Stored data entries
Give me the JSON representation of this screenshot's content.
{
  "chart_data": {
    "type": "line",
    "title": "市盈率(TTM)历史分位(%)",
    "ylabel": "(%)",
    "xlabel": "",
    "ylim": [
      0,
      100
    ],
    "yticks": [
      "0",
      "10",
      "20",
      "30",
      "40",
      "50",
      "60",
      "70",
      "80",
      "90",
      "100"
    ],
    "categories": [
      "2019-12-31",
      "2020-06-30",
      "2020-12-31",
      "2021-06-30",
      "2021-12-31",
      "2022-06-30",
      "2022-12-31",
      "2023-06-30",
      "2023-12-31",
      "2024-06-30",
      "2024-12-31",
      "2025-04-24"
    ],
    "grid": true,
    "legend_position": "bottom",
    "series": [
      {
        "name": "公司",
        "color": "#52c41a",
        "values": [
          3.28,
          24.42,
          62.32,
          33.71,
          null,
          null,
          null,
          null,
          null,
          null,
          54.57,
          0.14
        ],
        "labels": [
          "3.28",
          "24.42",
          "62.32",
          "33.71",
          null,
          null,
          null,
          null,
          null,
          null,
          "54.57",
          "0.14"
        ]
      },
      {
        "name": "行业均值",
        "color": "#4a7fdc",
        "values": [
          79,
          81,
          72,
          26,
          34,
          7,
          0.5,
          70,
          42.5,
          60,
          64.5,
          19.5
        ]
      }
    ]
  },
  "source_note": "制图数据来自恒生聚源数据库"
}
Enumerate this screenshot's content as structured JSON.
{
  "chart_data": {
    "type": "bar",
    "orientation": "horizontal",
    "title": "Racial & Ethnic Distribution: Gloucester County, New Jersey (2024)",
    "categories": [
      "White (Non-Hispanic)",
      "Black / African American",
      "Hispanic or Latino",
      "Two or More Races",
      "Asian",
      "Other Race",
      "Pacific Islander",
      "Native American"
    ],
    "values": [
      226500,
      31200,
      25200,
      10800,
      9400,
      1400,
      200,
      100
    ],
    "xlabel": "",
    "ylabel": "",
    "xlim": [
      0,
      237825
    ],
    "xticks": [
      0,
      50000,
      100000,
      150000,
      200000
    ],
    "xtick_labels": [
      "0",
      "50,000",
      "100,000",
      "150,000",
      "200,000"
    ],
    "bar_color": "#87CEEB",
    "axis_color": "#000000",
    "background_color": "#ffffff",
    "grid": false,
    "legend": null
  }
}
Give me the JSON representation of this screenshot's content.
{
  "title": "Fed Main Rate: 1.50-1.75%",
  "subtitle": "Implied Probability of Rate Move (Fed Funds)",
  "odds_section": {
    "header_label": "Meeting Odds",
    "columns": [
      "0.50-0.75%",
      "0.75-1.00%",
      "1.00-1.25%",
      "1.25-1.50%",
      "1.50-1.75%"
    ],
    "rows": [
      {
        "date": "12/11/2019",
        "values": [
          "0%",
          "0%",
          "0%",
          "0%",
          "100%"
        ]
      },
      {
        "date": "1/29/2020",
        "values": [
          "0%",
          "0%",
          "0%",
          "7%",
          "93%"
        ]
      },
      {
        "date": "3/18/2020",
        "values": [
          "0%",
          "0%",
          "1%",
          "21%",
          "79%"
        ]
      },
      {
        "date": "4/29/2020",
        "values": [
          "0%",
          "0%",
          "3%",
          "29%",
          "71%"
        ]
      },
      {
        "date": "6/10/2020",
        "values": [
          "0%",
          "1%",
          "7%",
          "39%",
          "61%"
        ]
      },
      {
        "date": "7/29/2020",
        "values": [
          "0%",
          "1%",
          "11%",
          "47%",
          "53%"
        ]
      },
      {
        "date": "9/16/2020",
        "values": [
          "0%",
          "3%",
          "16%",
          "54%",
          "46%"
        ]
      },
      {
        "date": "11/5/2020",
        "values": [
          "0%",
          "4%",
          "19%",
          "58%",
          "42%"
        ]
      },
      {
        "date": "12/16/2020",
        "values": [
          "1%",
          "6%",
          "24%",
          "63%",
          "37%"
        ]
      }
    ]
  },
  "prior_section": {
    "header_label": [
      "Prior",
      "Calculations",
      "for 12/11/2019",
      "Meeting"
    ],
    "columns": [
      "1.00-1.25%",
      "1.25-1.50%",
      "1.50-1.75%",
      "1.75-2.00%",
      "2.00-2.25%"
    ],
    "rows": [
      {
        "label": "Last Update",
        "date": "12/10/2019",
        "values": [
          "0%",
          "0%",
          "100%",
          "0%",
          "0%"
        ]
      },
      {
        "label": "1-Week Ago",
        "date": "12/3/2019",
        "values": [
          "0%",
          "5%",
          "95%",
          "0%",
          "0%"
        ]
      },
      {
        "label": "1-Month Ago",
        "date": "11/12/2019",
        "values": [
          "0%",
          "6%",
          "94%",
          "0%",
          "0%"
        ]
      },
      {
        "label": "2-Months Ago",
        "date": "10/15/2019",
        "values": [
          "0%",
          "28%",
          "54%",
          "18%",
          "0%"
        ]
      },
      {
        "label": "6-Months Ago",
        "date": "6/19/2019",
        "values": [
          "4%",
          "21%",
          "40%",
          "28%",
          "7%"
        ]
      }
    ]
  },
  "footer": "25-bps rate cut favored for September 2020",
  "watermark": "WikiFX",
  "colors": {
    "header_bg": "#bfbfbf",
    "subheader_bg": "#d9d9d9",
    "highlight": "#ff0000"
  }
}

__EXERCISE PROMPT__
Repeat the material above exactly.

__RESULT OF THIS TASK__
Give me the JSON representation of this screenshot's content.
{
  "chart_data": {
    "type": "line",
    "title": "市盈率(TTM)历史分位(%)",
    "ylabel": "(%)",
    "xlabel": "",
    "ylim": [
      0,
      100
    ],
    "yticks": [
      "0",
      "10",
      "20",
      "30",
      "40",
      "50",
      "60",
      "70",
      "80",
      "90",
      "100"
    ],
    "categories": [
      "2019-12-31",
      "2020-06-30",
      "2020-12-31",
      "2021-06-30",
      "2021-12-31",
      "2022-06-30",
      "2022-12-31",
      "2023-06-30",
      "2023-12-31",
      "2024-06-30",
      "2024-12-31",
      "2025-04-24"
    ],
    "grid": true,
    "legend_position": "bottom",
    "series": [
      {
        "name": "公司",
        "color": "#52c41a",
        "values": [
          3.28,
          24.42,
          62.32,
          33.71,
          null,
          null,
          null,
          null,
          null,
          null,
          54.57,
          0.14
        ],
        "labels": [
          "3.28",
          "24.42",
          "62.32",
          "33.71",
          null,
          null,
          null,
          null,
          null,
          null,
          "54.57",
          "0.14"
        ]
      },
      {
        "name": "行业均值",
        "color": "#4a7fdc",
        "values": [
          79,
          81,
          72,
          26,
          34,
          7,
          0.5,
          70,
          42.5,
          60,
          64.5,
          19.5
        ]
      }
    ]
  },
  "source_note": "制图数据来自恒生聚源数据库"
}
Enumerate this screenshot's content as structured JSON.
{
  "chart_data": {
    "type": "bar",
    "orientation": "horizontal",
    "title": "Racial & Ethnic Distribution: Gloucester County, New Jersey (2024)",
    "categories": [
      "White (Non-Hispanic)",
      "Black / African American",
      "Hispanic or Latino",
      "Two or More Races",
      "Asian",
      "Other Race",
      "Pacific Islander",
      "Native American"
    ],
    "values": [
      226500,
      31200,
      25200,
      10800,
      9400,
      1400,
      200,
      100
    ],
    "xlabel": "",
    "ylabel": "",
    "xlim": [
      0,
      237825
    ],
    "xticks": [
      0,
      50000,
      100000,
      150000,
      200000
    ],
    "xtick_labels": [
      "0",
      "50,000",
      "100,000",
      "150,000",
      "200,000"
    ],
    "bar_color": "#87CEEB",
    "axis_color": "#000000",
    "background_color": "#ffffff",
    "grid": false,
    "legend": null
  }
}
Give me the JSON representation of this screenshot's content.
{
  "title": "Fed Main Rate: 1.50-1.75%",
  "subtitle": "Implied Probability of Rate Move (Fed Funds)",
  "odds_section": {
    "header_label": "Meeting Odds",
    "columns": [
      "0.50-0.75%",
      "0.75-1.00%",
      "1.00-1.25%",
      "1.25-1.50%",
      "1.50-1.75%"
    ],
    "rows": [
      {
        "date": "12/11/2019",
        "values": [
          "0%",
          "0%",
          "0%",
          "0%",
          "100%"
        ]
      },
      {
        "date": "1/29/2020",
        "values": [
          "0%",
          "0%",
          "0%",
          "7%",
          "93%"
        ]
      },
      {
        "date": "3/18/2020",
        "values": [
          "0%",
          "0%",
          "1%",
          "21%",
          "79%"
        ]
      },
      {
        "date": "4/29/2020",
        "values": [
          "0%",
          "0%",
          "3%",
          "29%",
          "71%"
        ]
      },
      {
        "date": "6/10/2020",
        "values": [
          "0%",
          "1%",
          "7%",
          "39%",
          "61%"
        ]
      },
      {
        "date": "7/29/2020",
        "values": [
          "0%",
          "1%",
          "11%",
          "47%",
          "53%"
        ]
      },
      {
        "date": "9/16/2020",
        "values": [
          "0%",
          "3%",
          "16%",
          "54%",
          "46%"
        ]
      },
      {
        "date": "11/5/2020",
        "values": [
          "0%",
          "4%",
          "19%",
          "58%",
          "42%"
        ]
      },
      {
        "date": "12/16/2020",
        "values": [
          "1%",
          "6%",
          "24%",
          "63%",
          "37%"
        ]
      }
    ]
  },
  "prior_section": {
    "header_label": [
      "Prior",
      "Calculations",
      "for 12/11/2019",
      "Meeting"
    ],
    "columns": [
      "1.00-1.25%",
      "1.25-1.50%",
      "1.50-1.75%",
      "1.75-2.00%",
      "2.00-2.25%"
    ],
    "rows": [
      {
        "label": "Last Update",
        "date": "12/10/2019",
        "values": [
          "0%",
          "0%",
          "100%",
          "0%",
          "0%"
        ]
      },
      {
        "label": "1-Week Ago",
        "date": "12/3/2019",
        "values": [
          "0%",
          "5%",
          "95%",
          "0%",
          "0%"
        ]
      },
      {
        "label": "1-Month Ago",
        "date": "11/12/2019",
        "values": [
          "0%",
          "6%",
          "94%",
          "0%",
          "0%"
        ]
      },
      {
        "label": "2-Months Ago",
        "date": "10/15/2019",
        "values": [
          "0%",
          "28%",
          "54%",
          "18%",
          "0%"
        ]
      },
      {
        "label": "6-Months Ago",
        "date": "6/19/2019",
        "values": [
          "4%",
          "21%",
          "40%",
          "28%",
          "7%"
        ]
      }
    ]
  },
  "footer": "25-bps rate cut favored for September 2020",
  "watermark": "WikiFX",
  "colors": {
    "header_bg": "#bfbfbf",
    "subheader_bg": "#d9d9d9",
    "highlight": "#ff0000"
  }
}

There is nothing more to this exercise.